■ **What is needed**: Exactly as written, quote every line that follows, skipping the images.

[Extracted data entries]
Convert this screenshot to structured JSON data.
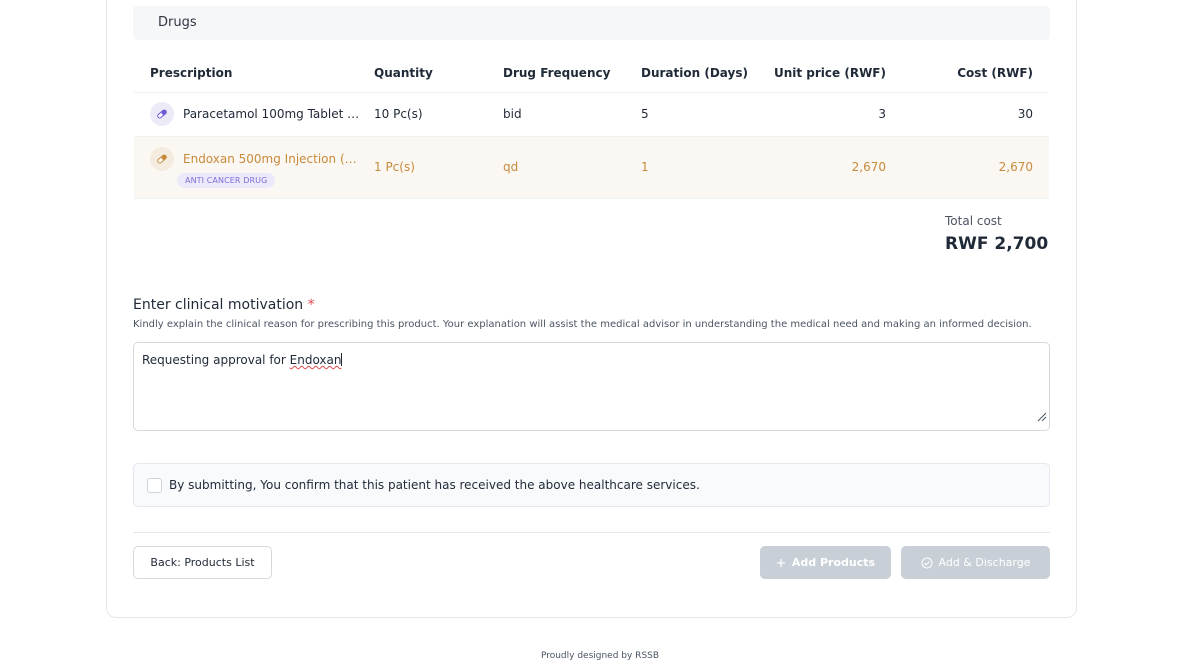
{
  "section": {
    "title": "Drugs"
  },
  "table": {
    "headers": {
      "prescription": "Prescription",
      "quantity": "Quantity",
      "frequency": "Drug Frequency",
      "duration": "Duration (Days)",
      "unit_price": "Unit price (RWF)",
      "cost": "Cost (RWF)"
    },
    "rows": [
      {
        "name": "Paracetamol 100mg Tablet (Par...",
        "quantity": "10 Pc(s)",
        "frequency": "bid",
        "duration": "5",
        "unit_price": "3",
        "cost": "30",
        "icon": "pill-icon"
      },
      {
        "name": "Endoxan 500mg Injection (Cycl...",
        "badge": "ANTI CANCER DRUG",
        "quantity": "1 Pc(s)",
        "frequency": "qd",
        "duration": "1",
        "unit_price": "2,670",
        "cost": "2,670",
        "icon": "pill-icon",
        "highlight_color": "#c88a3b"
      }
    ]
  },
  "total": {
    "label": "Total cost",
    "value": "RWF 2,700"
  },
  "motivation": {
    "label": "Enter clinical motivation",
    "required_mark": "*",
    "help": "Kindly explain the clinical reason for prescribing this product. Your explanation will assist the medical advisor in understanding the medical need and making an informed decision.",
    "value_prefix": "Requesting approval for ",
    "value_word": "Endoxan"
  },
  "confirm": {
    "checked": false,
    "text": "By submitting, You confirm that this patient has received the above healthcare services."
  },
  "buttons": {
    "back": "Back: Products List",
    "add_products": "Add Products",
    "add_discharge": "Add & Discharge"
  },
  "footer": {
    "text": "Proudly designed by RSSB"
  },
  "colors": {
    "accent_orange": "#c88a3b",
    "badge_purple": "#7c6fd6",
    "disabled": "#c9cfd6"
  }
}
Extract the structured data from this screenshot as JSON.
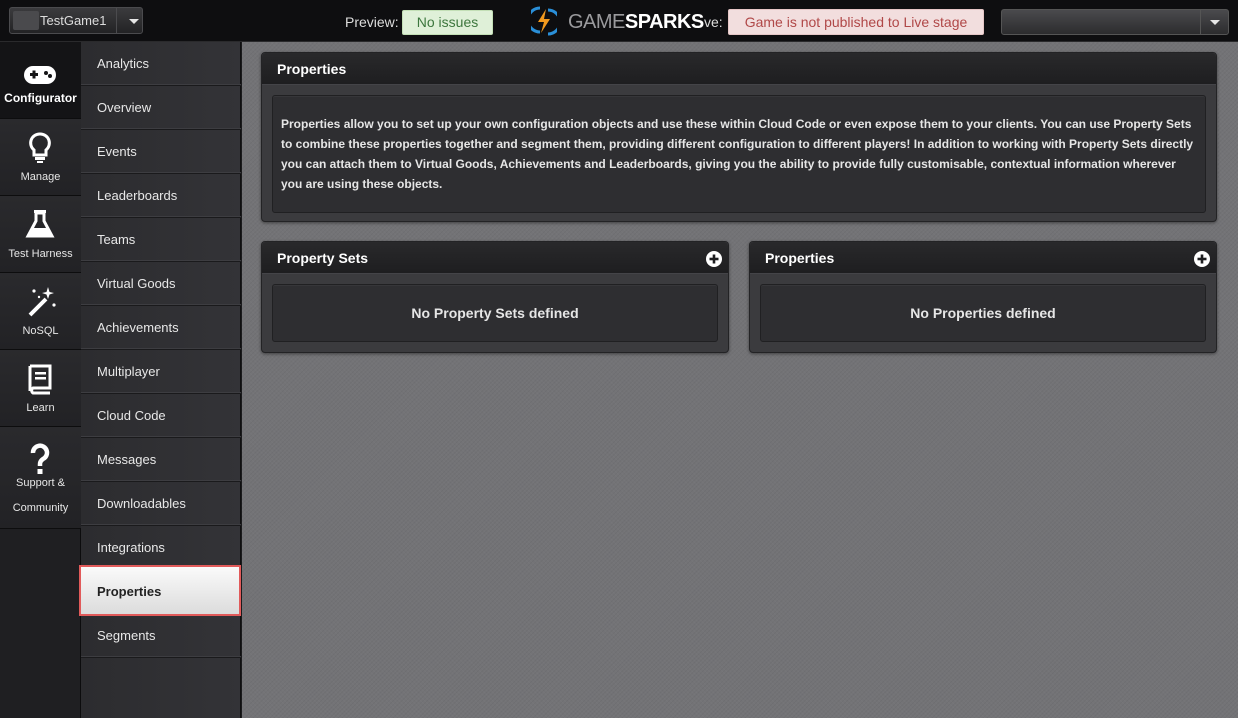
{
  "topbar": {
    "game_name": "TestGame1",
    "preview_label": "Preview:",
    "preview_status": "No issues",
    "logo_prefix": "GAME",
    "logo_suffix": "SPARKS",
    "live_label_partial": "ve:",
    "live_status": "Game is not published to Live stage",
    "colors": {
      "preview_badge_bg": "#dff0d8",
      "preview_badge_text": "#3c763d",
      "live_badge_bg": "#f2dede",
      "live_badge_text": "#b04848",
      "logo_orange": "#f39a1e",
      "logo_blue": "#2a8fd8"
    }
  },
  "iconbar": {
    "items": [
      {
        "label": "Configurator",
        "icon": "gamepad-icon",
        "active": true
      },
      {
        "label": "Manage",
        "icon": "lightbulb-icon"
      },
      {
        "label": "Test Harness",
        "icon": "flask-icon"
      },
      {
        "label": "NoSQL",
        "icon": "magic-wand-icon"
      },
      {
        "label": "Learn",
        "icon": "book-icon"
      },
      {
        "label_line1": "Support &",
        "label_line2": "Community",
        "icon": "question-icon"
      }
    ]
  },
  "subnav": {
    "items": [
      {
        "label": "Analytics"
      },
      {
        "label": "Overview"
      },
      {
        "label": "Events"
      },
      {
        "label": "Leaderboards"
      },
      {
        "label": "Teams"
      },
      {
        "label": "Virtual Goods"
      },
      {
        "label": "Achievements"
      },
      {
        "label": "Multiplayer"
      },
      {
        "label": "Cloud Code"
      },
      {
        "label": "Messages"
      },
      {
        "label": "Downloadables"
      },
      {
        "label": "Integrations"
      },
      {
        "label": "Properties",
        "active": true
      },
      {
        "label": "Segments"
      }
    ],
    "active_highlight_color": "#e15a5a"
  },
  "main": {
    "properties_panel": {
      "title": "Properties",
      "description": "Properties allow you to set up your own configuration objects and use these within Cloud Code or even expose them to your clients. You can use Property Sets to combine these properties together and segment them, providing different configuration to different players! In addition to working with Property Sets directly you can attach them to Virtual Goods, Achievements and Leaderboards, giving you the ability to provide fully customisable, contextual information wherever you are using these objects."
    },
    "property_sets_panel": {
      "title": "Property Sets",
      "empty_message": "No Property Sets defined",
      "add_icon": "plus-circle-icon"
    },
    "properties_list_panel": {
      "title": "Properties",
      "empty_message": "No Properties defined",
      "add_icon": "plus-circle-icon"
    }
  }
}
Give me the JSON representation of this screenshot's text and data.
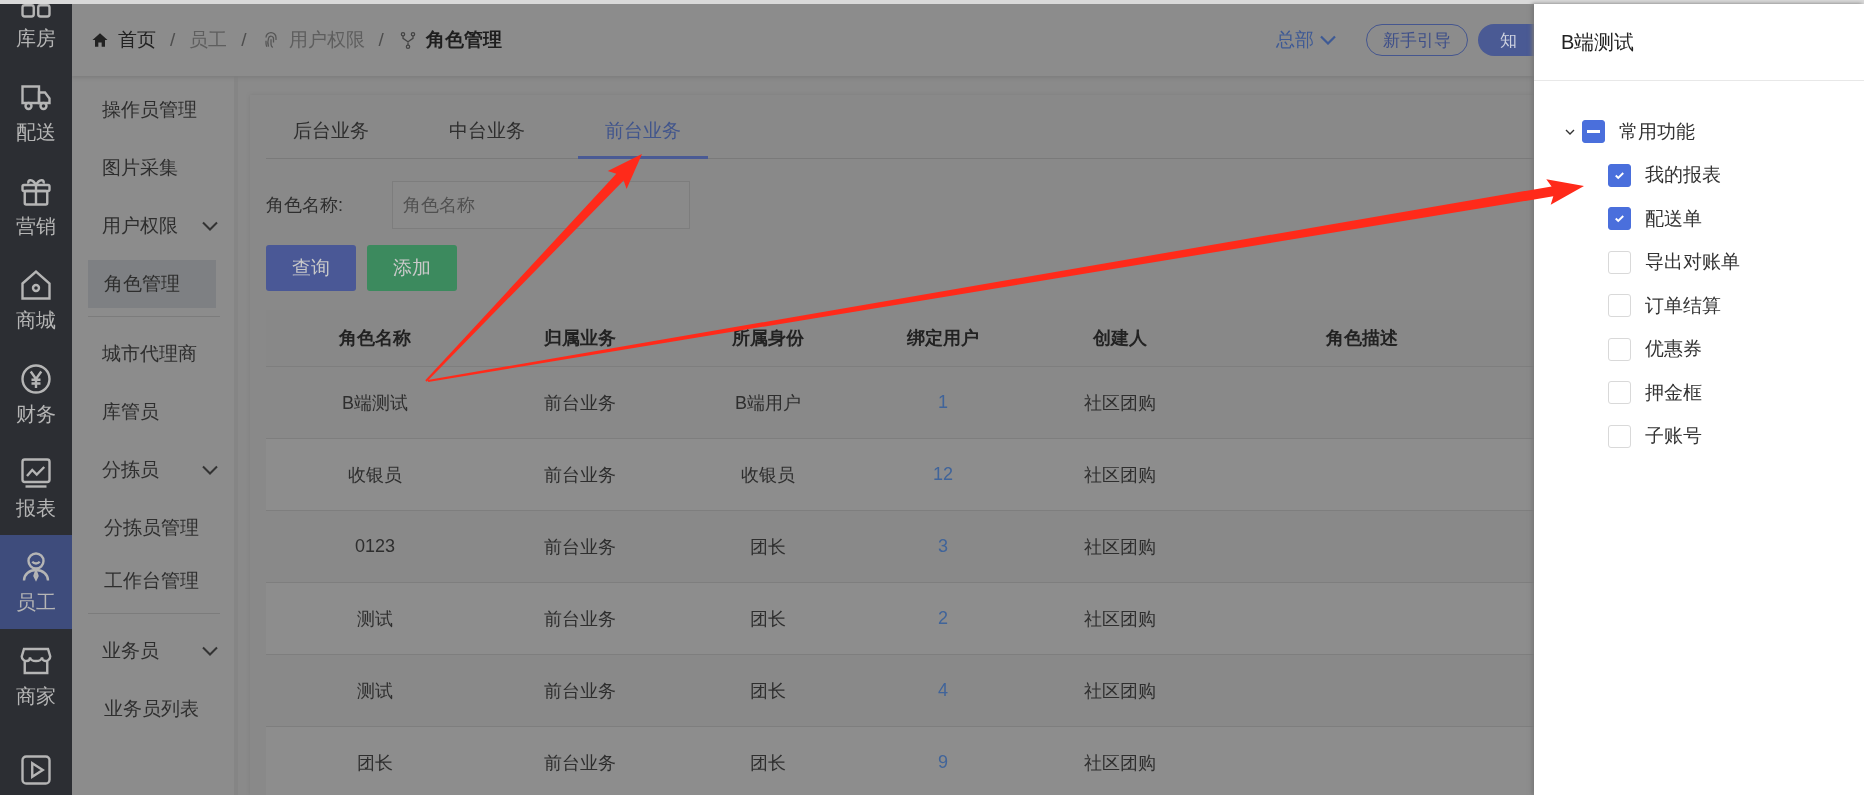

■ **Exercise response**:
Convert this screenshot to structured JSON data.
{
  "section": {
    "title": "Drugs"
  },
  "table": {
    "headers": {
      "prescription": "Prescription",
      "quantity": "Quantity",
      "frequency": "Drug Frequency",
      "duration": "Duration (Days)",
      "unit_price": "Unit price (RWF)",
      "cost": "Cost (RWF)"
    },
    "rows": [
      {
        "name": "Paracetamol 100mg Tablet (Par...",
        "quantity": "10 Pc(s)",
        "frequency": "bid",
        "duration": "5",
        "unit_price": "3",
        "cost": "30",
        "icon": "pill-icon"
      },
      {
        "name": "Endoxan 500mg Injection (Cycl...",
        "badge": "ANTI CANCER DRUG",
        "quantity": "1 Pc(s)",
        "frequency": "qd",
        "duration": "1",
        "unit_price": "2,670",
        "cost": "2,670",
        "icon": "pill-icon",
        "highlight_color": "#c88a3b"
      }
    ]
  },
  "total": {
    "label": "Total cost",
    "value": "RWF 2,700"
  },
  "motivation": {
    "label": "Enter clinical motivation",
    "required_mark": "*",
    "help": "Kindly explain the clinical reason for prescribing this product. Your explanation will assist the medical advisor in understanding the medical need and making an informed decision.",
    "value_prefix": "Requesting approval for ",
    "value_word": "Endoxan"
  },
  "confirm": {
    "checked": false,
    "text": "By submitting, You confirm that this patient has received the above healthcare services."
  },
  "buttons": {
    "back": "Back: Products List",
    "add_products": "Add Products",
    "add_discharge": "Add & Discharge"
  },
  "footer": {
    "text": "Proudly designed by RSSB"
  },
  "colors": {
    "accent_orange": "#c88a3b",
    "badge_purple": "#7c6fd6",
    "disabled": "#c9cfd6"
  }
}
Extract the structured data from this screenshot as JSON.
{
  "topbar": {
    "game_name": "TestGame1",
    "preview_label": "Preview:",
    "preview_status": "No issues",
    "logo_prefix": "GAME",
    "logo_suffix": "SPARKS",
    "live_label_partial": "ve:",
    "live_status": "Game is not published to Live stage",
    "colors": {
      "preview_badge_bg": "#dff0d8",
      "preview_badge_text": "#3c763d",
      "live_badge_bg": "#f2dede",
      "live_badge_text": "#b04848",
      "logo_orange": "#f39a1e",
      "logo_blue": "#2a8fd8"
    }
  },
  "iconbar": {
    "items": [
      {
        "label": "Configurator",
        "icon": "gamepad-icon",
        "active": true
      },
      {
        "label": "Manage",
        "icon": "lightbulb-icon"
      },
      {
        "label": "Test Harness",
        "icon": "flask-icon"
      },
      {
        "label": "NoSQL",
        "icon": "magic-wand-icon"
      },
      {
        "label": "Learn",
        "icon": "book-icon"
      },
      {
        "label_line1": "Support &",
        "label_line2": "Community",
        "icon": "question-icon"
      }
    ]
  },
  "subnav": {
    "items": [
      {
        "label": "Analytics"
      },
      {
        "label": "Overview"
      },
      {
        "label": "Events"
      },
      {
        "label": "Leaderboards"
      },
      {
        "label": "Teams"
      },
      {
        "label": "Virtual Goods"
      },
      {
        "label": "Achievements"
      },
      {
        "label": "Multiplayer"
      },
      {
        "label": "Cloud Code"
      },
      {
        "label": "Messages"
      },
      {
        "label": "Downloadables"
      },
      {
        "label": "Integrations"
      },
      {
        "label": "Properties",
        "active": true
      },
      {
        "label": "Segments"
      }
    ],
    "active_highlight_color": "#e15a5a"
  },
  "main": {
    "properties_panel": {
      "title": "Properties",
      "description": "Properties allow you to set up your own configuration objects and use these within Cloud Code or even expose them to your clients. You can use Property Sets to combine these properties together and segment them, providing different configuration to different players! In addition to working with Property Sets directly you can attach them to Virtual Goods, Achievements and Leaderboards, giving you the ability to provide fully customisable, contextual information wherever you are using these objects."
    },
    "property_sets_panel": {
      "title": "Property Sets",
      "empty_message": "No Property Sets defined",
      "add_icon": "plus-circle-icon"
    },
    "properties_list_panel": {
      "title": "Properties",
      "empty_message": "No Properties defined",
      "add_icon": "plus-circle-icon"
    }
  }
}
Give me the JSON representation of this screenshot's text and data.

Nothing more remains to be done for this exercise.